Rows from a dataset
•••

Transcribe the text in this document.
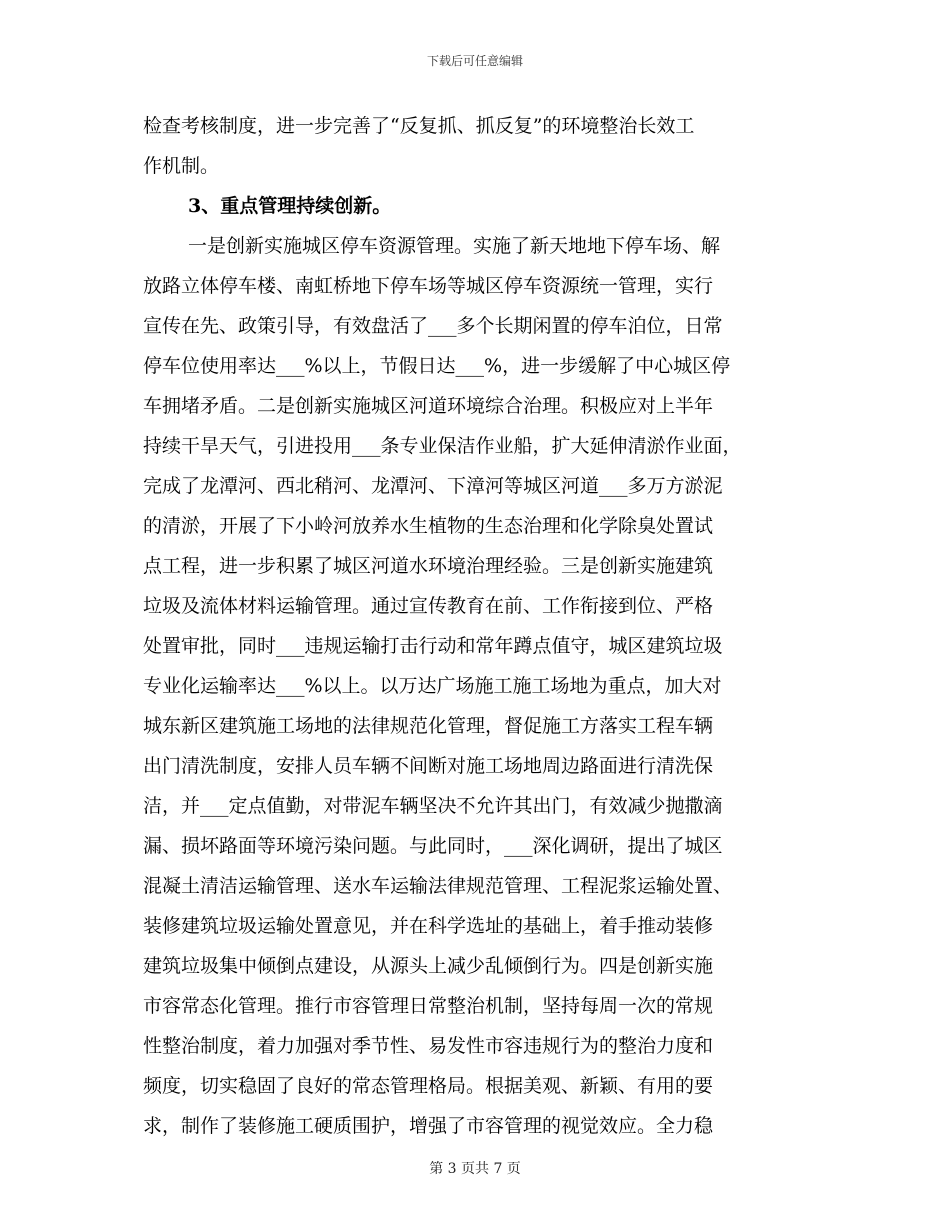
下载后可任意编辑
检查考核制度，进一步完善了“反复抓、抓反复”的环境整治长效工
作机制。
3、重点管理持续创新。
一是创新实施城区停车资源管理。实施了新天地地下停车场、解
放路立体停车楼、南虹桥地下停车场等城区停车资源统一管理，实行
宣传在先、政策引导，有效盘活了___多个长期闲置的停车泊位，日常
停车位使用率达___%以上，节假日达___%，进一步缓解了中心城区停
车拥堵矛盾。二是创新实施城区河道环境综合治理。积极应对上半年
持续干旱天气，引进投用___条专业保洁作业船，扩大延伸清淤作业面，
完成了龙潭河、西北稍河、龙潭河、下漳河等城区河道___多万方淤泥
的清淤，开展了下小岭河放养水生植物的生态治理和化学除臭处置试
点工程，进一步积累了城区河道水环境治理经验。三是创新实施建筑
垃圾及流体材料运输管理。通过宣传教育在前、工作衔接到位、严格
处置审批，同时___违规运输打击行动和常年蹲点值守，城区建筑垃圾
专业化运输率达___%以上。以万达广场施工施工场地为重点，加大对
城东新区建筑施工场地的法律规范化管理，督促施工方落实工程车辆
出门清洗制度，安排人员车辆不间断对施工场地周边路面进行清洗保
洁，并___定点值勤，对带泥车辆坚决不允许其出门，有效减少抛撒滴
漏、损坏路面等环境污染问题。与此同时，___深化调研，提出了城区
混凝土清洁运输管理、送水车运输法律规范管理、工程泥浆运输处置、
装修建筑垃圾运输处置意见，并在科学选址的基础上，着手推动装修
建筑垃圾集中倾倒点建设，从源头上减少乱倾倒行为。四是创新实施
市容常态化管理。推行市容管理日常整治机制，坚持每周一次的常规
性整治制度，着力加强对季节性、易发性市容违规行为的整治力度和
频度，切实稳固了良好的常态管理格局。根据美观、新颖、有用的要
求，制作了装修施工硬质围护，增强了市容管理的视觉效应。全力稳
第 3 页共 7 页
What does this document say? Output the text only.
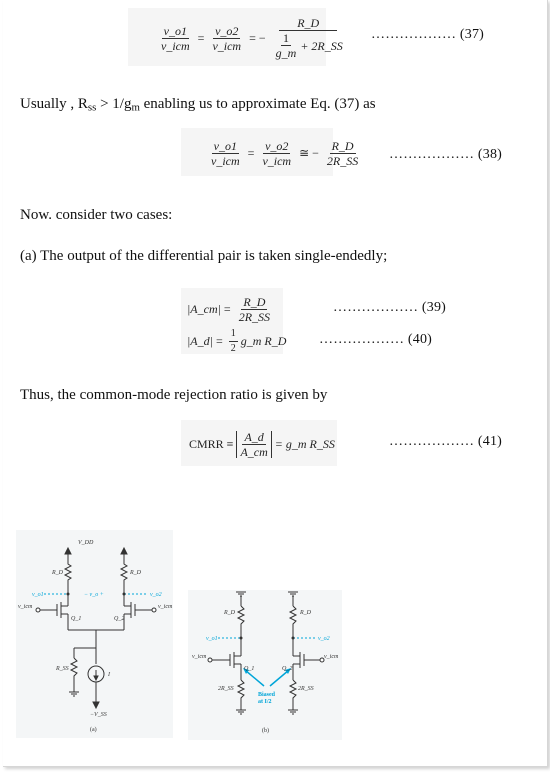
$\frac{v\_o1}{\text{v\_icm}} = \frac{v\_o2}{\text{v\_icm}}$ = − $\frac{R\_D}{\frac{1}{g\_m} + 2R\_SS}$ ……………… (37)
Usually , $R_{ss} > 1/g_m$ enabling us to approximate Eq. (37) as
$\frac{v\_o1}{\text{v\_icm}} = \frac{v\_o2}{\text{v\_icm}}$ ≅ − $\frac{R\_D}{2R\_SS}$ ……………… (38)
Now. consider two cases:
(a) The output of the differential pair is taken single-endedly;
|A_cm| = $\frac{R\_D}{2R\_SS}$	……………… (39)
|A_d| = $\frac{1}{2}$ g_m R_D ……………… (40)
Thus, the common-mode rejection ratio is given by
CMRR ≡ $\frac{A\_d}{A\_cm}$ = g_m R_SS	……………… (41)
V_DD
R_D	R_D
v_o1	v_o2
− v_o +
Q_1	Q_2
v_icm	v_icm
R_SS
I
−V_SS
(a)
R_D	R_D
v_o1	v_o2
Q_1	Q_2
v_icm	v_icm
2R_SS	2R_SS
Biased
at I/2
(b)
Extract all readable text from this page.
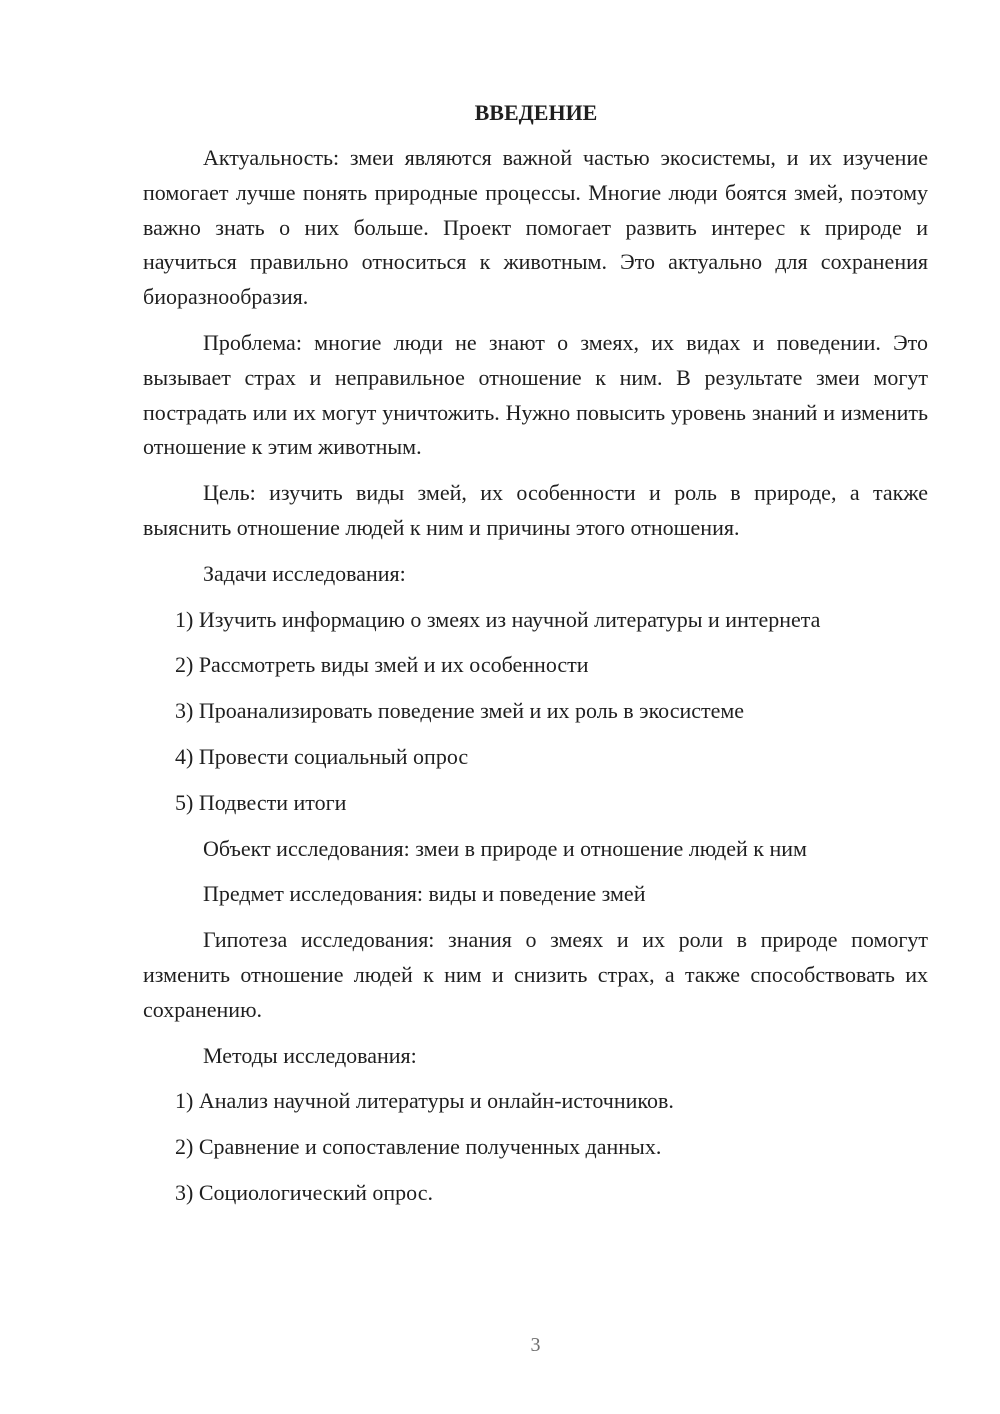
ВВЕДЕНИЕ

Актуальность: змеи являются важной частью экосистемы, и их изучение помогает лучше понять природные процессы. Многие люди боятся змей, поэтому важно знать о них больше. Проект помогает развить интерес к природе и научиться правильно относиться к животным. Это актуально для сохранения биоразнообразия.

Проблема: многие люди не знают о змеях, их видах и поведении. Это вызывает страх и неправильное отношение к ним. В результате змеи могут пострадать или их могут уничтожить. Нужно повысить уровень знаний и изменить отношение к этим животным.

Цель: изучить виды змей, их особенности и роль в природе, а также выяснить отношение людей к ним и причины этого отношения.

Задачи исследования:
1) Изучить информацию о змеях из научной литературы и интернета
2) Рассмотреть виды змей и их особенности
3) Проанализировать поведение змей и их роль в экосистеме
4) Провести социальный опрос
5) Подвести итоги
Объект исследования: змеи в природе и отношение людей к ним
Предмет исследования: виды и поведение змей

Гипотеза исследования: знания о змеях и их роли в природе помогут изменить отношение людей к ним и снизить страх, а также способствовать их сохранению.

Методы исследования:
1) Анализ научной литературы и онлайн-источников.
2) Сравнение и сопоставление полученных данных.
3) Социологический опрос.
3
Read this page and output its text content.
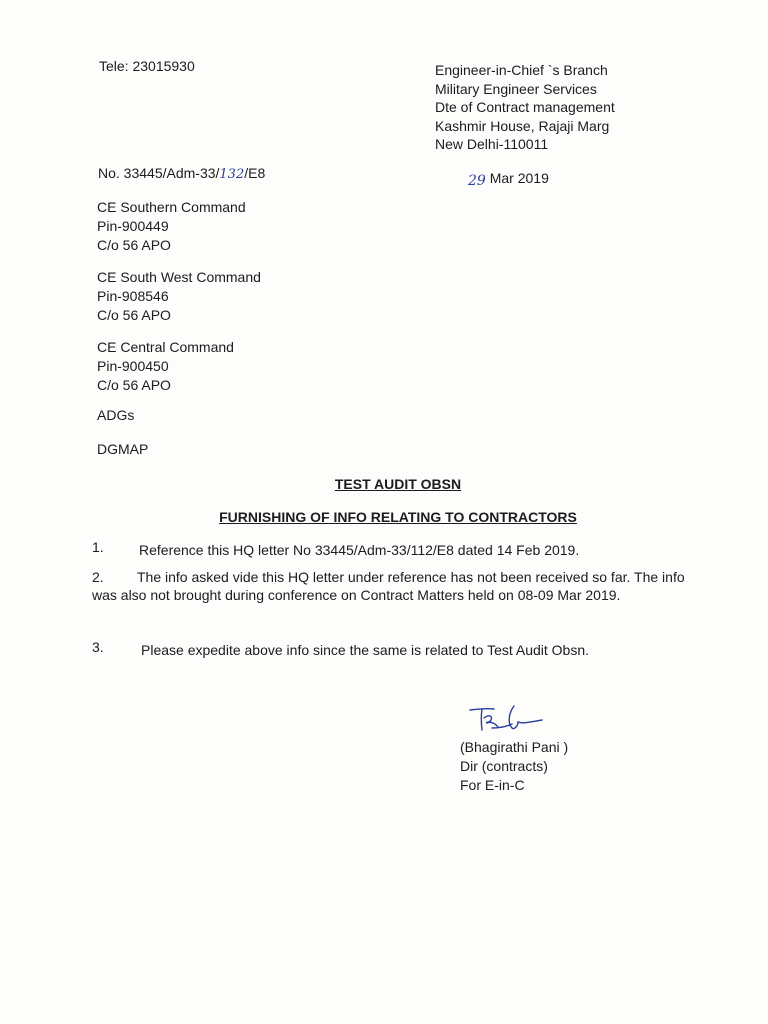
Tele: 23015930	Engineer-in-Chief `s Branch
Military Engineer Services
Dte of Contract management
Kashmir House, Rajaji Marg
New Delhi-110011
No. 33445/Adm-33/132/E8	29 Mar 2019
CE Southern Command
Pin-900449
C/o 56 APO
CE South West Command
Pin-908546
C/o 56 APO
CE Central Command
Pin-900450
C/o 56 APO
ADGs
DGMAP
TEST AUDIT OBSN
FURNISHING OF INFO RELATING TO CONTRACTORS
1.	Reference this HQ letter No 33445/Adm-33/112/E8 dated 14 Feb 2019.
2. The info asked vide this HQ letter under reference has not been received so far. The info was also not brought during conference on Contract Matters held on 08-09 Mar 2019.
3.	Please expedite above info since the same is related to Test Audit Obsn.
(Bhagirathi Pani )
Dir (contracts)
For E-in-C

•••

*Written instruction:* Write out exactly the lines from the one containing "Extract all readable text from this page." through the last line of the records above, both ends included, and leave out any pictures.

*The result:*
Extract all readable text from this page.
ВВЕДЕНИЕ

Актуальность: змеи являются важной частью экосистемы, и их изучение помогает лучше понять природные процессы. Многие люди боятся змей, поэтому важно знать о них больше. Проект помогает развить интерес к природе и научиться правильно относиться к животным. Это актуально для сохранения биоразнообразия.

Проблема: многие люди не знают о змеях, их видах и поведении. Это вызывает страх и неправильное отношение к ним. В результате змеи могут пострадать или их могут уничтожить. Нужно повысить уровень знаний и изменить отношение к этим животным.

Цель: изучить виды змей, их особенности и роль в природе, а также выяснить отношение людей к ним и причины этого отношения.

Задачи исследования:
1) Изучить информацию о змеях из научной литературы и интернета
2) Рассмотреть виды змей и их особенности
3) Проанализировать поведение змей и их роль в экосистеме
4) Провести социальный опрос
5) Подвести итоги
Объект исследования: змеи в природе и отношение людей к ним
Предмет исследования: виды и поведение змей

Гипотеза исследования: знания о змеях и их роли в природе помогут изменить отношение людей к ним и снизить страх, а также способствовать их сохранению.

Методы исследования:
1) Анализ научной литературы и онлайн-источников.
2) Сравнение и сопоставление полученных данных.
3) Социологический опрос.
3
Read this page and output its text content.
Tele: 23015930	Engineer-in-Chief `s Branch
Military Engineer Services
Dte of Contract management
Kashmir House, Rajaji Marg
New Delhi-110011
No. 33445/Adm-33/132/E8	29 Mar 2019
CE Southern Command
Pin-900449
C/o 56 APO
CE South West Command
Pin-908546
C/o 56 APO
CE Central Command
Pin-900450
C/o 56 APO
ADGs
DGMAP
TEST AUDIT OBSN
FURNISHING OF INFO RELATING TO CONTRACTORS
1.	Reference this HQ letter No 33445/Adm-33/112/E8 dated 14 Feb 2019.
2. The info asked vide this HQ letter under reference has not been received so far. The info was also not brought during conference on Contract Matters held on 08-09 Mar 2019.
3.	Please expedite above info since the same is related to Test Audit Obsn.
(Bhagirathi Pani )
Dir (contracts)
For E-in-C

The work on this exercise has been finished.